In your copy, leave out the pictures and repeat the entries below exactly.

- - -

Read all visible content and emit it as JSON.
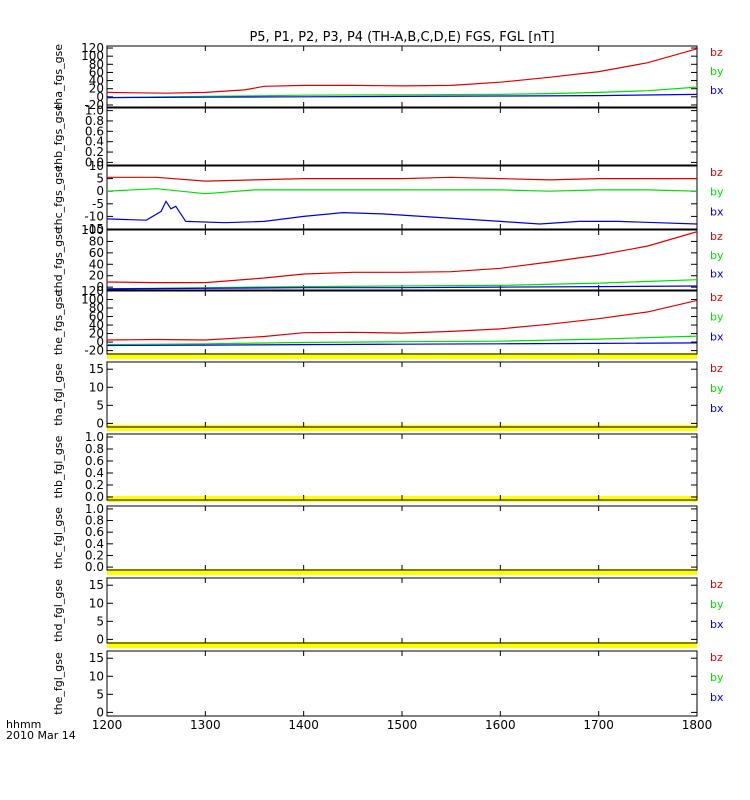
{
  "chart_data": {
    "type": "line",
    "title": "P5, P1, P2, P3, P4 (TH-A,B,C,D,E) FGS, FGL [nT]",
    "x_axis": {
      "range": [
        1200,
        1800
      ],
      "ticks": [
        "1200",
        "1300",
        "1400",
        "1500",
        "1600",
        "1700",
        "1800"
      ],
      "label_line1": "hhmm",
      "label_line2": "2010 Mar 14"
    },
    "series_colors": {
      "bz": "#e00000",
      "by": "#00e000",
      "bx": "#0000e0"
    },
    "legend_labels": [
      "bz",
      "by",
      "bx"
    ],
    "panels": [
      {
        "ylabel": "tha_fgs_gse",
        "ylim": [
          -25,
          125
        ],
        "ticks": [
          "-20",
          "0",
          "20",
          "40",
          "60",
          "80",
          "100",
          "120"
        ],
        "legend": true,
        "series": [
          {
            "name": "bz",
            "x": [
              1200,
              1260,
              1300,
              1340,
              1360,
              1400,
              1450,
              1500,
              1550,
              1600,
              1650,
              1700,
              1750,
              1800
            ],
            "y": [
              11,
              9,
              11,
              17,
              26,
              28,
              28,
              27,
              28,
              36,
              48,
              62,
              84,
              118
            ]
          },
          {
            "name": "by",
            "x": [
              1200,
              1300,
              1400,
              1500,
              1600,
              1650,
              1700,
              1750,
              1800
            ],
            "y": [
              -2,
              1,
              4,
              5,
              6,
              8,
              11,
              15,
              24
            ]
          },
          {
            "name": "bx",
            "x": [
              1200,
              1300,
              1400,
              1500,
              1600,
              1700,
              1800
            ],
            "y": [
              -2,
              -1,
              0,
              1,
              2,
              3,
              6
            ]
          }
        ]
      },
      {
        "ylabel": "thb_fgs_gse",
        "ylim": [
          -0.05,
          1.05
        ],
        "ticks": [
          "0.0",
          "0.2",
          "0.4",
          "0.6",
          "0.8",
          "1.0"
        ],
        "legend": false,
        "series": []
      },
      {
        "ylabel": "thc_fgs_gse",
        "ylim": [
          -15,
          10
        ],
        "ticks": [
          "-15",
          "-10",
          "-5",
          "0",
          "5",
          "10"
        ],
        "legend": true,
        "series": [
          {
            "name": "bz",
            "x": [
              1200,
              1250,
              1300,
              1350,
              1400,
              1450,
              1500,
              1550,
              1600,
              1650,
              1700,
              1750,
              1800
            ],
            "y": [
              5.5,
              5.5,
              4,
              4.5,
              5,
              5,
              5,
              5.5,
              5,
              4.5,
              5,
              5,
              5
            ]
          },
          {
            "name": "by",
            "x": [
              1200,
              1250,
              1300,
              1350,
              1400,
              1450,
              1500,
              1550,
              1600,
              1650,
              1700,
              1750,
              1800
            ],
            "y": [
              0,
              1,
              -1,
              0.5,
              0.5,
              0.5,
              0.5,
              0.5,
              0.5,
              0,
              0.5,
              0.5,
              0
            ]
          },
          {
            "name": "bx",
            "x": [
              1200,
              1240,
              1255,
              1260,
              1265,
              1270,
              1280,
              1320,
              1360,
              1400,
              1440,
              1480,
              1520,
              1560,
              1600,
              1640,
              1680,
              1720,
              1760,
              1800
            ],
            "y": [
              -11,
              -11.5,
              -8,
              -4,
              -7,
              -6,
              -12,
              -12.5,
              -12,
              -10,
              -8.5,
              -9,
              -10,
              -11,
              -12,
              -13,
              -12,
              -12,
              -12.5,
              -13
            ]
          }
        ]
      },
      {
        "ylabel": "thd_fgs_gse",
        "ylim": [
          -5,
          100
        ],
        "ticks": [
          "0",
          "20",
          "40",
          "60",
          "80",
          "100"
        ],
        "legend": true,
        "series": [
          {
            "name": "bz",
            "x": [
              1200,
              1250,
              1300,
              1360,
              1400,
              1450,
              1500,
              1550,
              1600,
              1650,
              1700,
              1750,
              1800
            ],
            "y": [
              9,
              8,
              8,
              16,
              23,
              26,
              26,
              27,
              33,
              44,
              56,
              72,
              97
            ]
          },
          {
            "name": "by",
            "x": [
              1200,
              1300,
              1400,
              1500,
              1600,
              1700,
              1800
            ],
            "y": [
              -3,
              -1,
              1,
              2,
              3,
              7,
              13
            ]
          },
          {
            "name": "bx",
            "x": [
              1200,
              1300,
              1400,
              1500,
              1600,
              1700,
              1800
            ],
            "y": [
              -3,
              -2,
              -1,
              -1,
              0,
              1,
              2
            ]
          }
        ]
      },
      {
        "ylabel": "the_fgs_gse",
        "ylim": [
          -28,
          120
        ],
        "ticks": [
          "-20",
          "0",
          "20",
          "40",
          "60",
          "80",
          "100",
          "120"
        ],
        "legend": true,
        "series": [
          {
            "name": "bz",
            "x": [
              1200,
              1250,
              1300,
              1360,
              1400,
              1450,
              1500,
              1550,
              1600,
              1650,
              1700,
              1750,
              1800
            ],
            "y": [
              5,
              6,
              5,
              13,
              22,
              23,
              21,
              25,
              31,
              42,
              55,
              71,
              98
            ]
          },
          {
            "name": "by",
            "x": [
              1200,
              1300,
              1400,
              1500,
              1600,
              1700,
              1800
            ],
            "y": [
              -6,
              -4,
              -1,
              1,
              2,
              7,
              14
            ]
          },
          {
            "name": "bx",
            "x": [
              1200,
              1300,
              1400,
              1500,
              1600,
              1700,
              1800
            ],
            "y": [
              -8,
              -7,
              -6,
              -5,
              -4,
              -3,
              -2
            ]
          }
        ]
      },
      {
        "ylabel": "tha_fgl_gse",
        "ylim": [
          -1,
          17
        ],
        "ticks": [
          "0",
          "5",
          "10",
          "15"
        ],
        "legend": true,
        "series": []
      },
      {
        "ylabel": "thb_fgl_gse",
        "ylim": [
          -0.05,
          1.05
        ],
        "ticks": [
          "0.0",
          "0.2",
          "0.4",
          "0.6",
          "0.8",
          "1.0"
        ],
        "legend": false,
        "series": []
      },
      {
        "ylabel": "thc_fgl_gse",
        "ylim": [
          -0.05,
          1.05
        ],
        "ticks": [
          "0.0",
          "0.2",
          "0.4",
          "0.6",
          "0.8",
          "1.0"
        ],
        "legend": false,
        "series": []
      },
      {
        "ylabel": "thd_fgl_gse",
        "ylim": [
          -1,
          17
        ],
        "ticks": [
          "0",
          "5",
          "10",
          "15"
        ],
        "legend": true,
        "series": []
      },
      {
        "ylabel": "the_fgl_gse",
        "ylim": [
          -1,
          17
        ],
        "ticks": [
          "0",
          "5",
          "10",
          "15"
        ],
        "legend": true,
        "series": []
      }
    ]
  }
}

- - -

§ FULL OUTPUT
Read all visible content and emit it as JSON.
{
  "chart_data": {
    "type": "line",
    "title": "P5, P1, P2, P3, P4 (TH-A,B,C,D,E) FGS, FGL [nT]",
    "x_axis": {
      "range": [
        1200,
        1800
      ],
      "ticks": [
        "1200",
        "1300",
        "1400",
        "1500",
        "1600",
        "1700",
        "1800"
      ],
      "label_line1": "hhmm",
      "label_line2": "2010 Mar 14"
    },
    "series_colors": {
      "bz": "#e00000",
      "by": "#00e000",
      "bx": "#0000e0"
    },
    "legend_labels": [
      "bz",
      "by",
      "bx"
    ],
    "panels": [
      {
        "ylabel": "tha_fgs_gse",
        "ylim": [
          -25,
          125
        ],
        "ticks": [
          "-20",
          "0",
          "20",
          "40",
          "60",
          "80",
          "100",
          "120"
        ],
        "legend": true,
        "series": [
          {
            "name": "bz",
            "x": [
              1200,
              1260,
              1300,
              1340,
              1360,
              1400,
              1450,
              1500,
              1550,
              1600,
              1650,
              1700,
              1750,
              1800
            ],
            "y": [
              11,
              9,
              11,
              17,
              26,
              28,
              28,
              27,
              28,
              36,
              48,
              62,
              84,
              118
            ]
          },
          {
            "name": "by",
            "x": [
              1200,
              1300,
              1400,
              1500,
              1600,
              1650,
              1700,
              1750,
              1800
            ],
            "y": [
              -2,
              1,
              4,
              5,
              6,
              8,
              11,
              15,
              24
            ]
          },
          {
            "name": "bx",
            "x": [
              1200,
              1300,
              1400,
              1500,
              1600,
              1700,
              1800
            ],
            "y": [
              -2,
              -1,
              0,
              1,
              2,
              3,
              6
            ]
          }
        ]
      },
      {
        "ylabel": "thb_fgs_gse",
        "ylim": [
          -0.05,
          1.05
        ],
        "ticks": [
          "0.0",
          "0.2",
          "0.4",
          "0.6",
          "0.8",
          "1.0"
        ],
        "legend": false,
        "series": []
      },
      {
        "ylabel": "thc_fgs_gse",
        "ylim": [
          -15,
          10
        ],
        "ticks": [
          "-15",
          "-10",
          "-5",
          "0",
          "5",
          "10"
        ],
        "legend": true,
        "series": [
          {
            "name": "bz",
            "x": [
              1200,
              1250,
              1300,
              1350,
              1400,
              1450,
              1500,
              1550,
              1600,
              1650,
              1700,
              1750,
              1800
            ],
            "y": [
              5.5,
              5.5,
              4,
              4.5,
              5,
              5,
              5,
              5.5,
              5,
              4.5,
              5,
              5,
              5
            ]
          },
          {
            "name": "by",
            "x": [
              1200,
              1250,
              1300,
              1350,
              1400,
              1450,
              1500,
              1550,
              1600,
              1650,
              1700,
              1750,
              1800
            ],
            "y": [
              0,
              1,
              -1,
              0.5,
              0.5,
              0.5,
              0.5,
              0.5,
              0.5,
              0,
              0.5,
              0.5,
              0
            ]
          },
          {
            "name": "bx",
            "x": [
              1200,
              1240,
              1255,
              1260,
              1265,
              1270,
              1280,
              1320,
              1360,
              1400,
              1440,
              1480,
              1520,
              1560,
              1600,
              1640,
              1680,
              1720,
              1760,
              1800
            ],
            "y": [
              -11,
              -11.5,
              -8,
              -4,
              -7,
              -6,
              -12,
              -12.5,
              -12,
              -10,
              -8.5,
              -9,
              -10,
              -11,
              -12,
              -13,
              -12,
              -12,
              -12.5,
              -13
            ]
          }
        ]
      },
      {
        "ylabel": "thd_fgs_gse",
        "ylim": [
          -5,
          100
        ],
        "ticks": [
          "0",
          "20",
          "40",
          "60",
          "80",
          "100"
        ],
        "legend": true,
        "series": [
          {
            "name": "bz",
            "x": [
              1200,
              1250,
              1300,
              1360,
              1400,
              1450,
              1500,
              1550,
              1600,
              1650,
              1700,
              1750,
              1800
            ],
            "y": [
              9,
              8,
              8,
              16,
              23,
              26,
              26,
              27,
              33,
              44,
              56,
              72,
              97
            ]
          },
          {
            "name": "by",
            "x": [
              1200,
              1300,
              1400,
              1500,
              1600,
              1700,
              1800
            ],
            "y": [
              -3,
              -1,
              1,
              2,
              3,
              7,
              13
            ]
          },
          {
            "name": "bx",
            "x": [
              1200,
              1300,
              1400,
              1500,
              1600,
              1700,
              1800
            ],
            "y": [
              -3,
              -2,
              -1,
              -1,
              0,
              1,
              2
            ]
          }
        ]
      },
      {
        "ylabel": "the_fgs_gse",
        "ylim": [
          -28,
          120
        ],
        "ticks": [
          "-20",
          "0",
          "20",
          "40",
          "60",
          "80",
          "100",
          "120"
        ],
        "legend": true,
        "series": [
          {
            "name": "bz",
            "x": [
              1200,
              1250,
              1300,
              1360,
              1400,
              1450,
              1500,
              1550,
              1600,
              1650,
              1700,
              1750,
              1800
            ],
            "y": [
              5,
              6,
              5,
              13,
              22,
              23,
              21,
              25,
              31,
              42,
              55,
              71,
              98
            ]
          },
          {
            "name": "by",
            "x": [
              1200,
              1300,
              1400,
              1500,
              1600,
              1700,
              1800
            ],
            "y": [
              -6,
              -4,
              -1,
              1,
              2,
              7,
              14
            ]
          },
          {
            "name": "bx",
            "x": [
              1200,
              1300,
              1400,
              1500,
              1600,
              1700,
              1800
            ],
            "y": [
              -8,
              -7,
              -6,
              -5,
              -4,
              -3,
              -2
            ]
          }
        ]
      },
      {
        "ylabel": "tha_fgl_gse",
        "ylim": [
          -1,
          17
        ],
        "ticks": [
          "0",
          "5",
          "10",
          "15"
        ],
        "legend": true,
        "series": []
      },
      {
        "ylabel": "thb_fgl_gse",
        "ylim": [
          -0.05,
          1.05
        ],
        "ticks": [
          "0.0",
          "0.2",
          "0.4",
          "0.6",
          "0.8",
          "1.0"
        ],
        "legend": false,
        "series": []
      },
      {
        "ylabel": "thc_fgl_gse",
        "ylim": [
          -0.05,
          1.05
        ],
        "ticks": [
          "0.0",
          "0.2",
          "0.4",
          "0.6",
          "0.8",
          "1.0"
        ],
        "legend": false,
        "series": []
      },
      {
        "ylabel": "thd_fgl_gse",
        "ylim": [
          -1,
          17
        ],
        "ticks": [
          "0",
          "5",
          "10",
          "15"
        ],
        "legend": true,
        "series": []
      },
      {
        "ylabel": "the_fgl_gse",
        "ylim": [
          -1,
          17
        ],
        "ticks": [
          "0",
          "5",
          "10",
          "15"
        ],
        "legend": true,
        "series": []
      }
    ]
  }
}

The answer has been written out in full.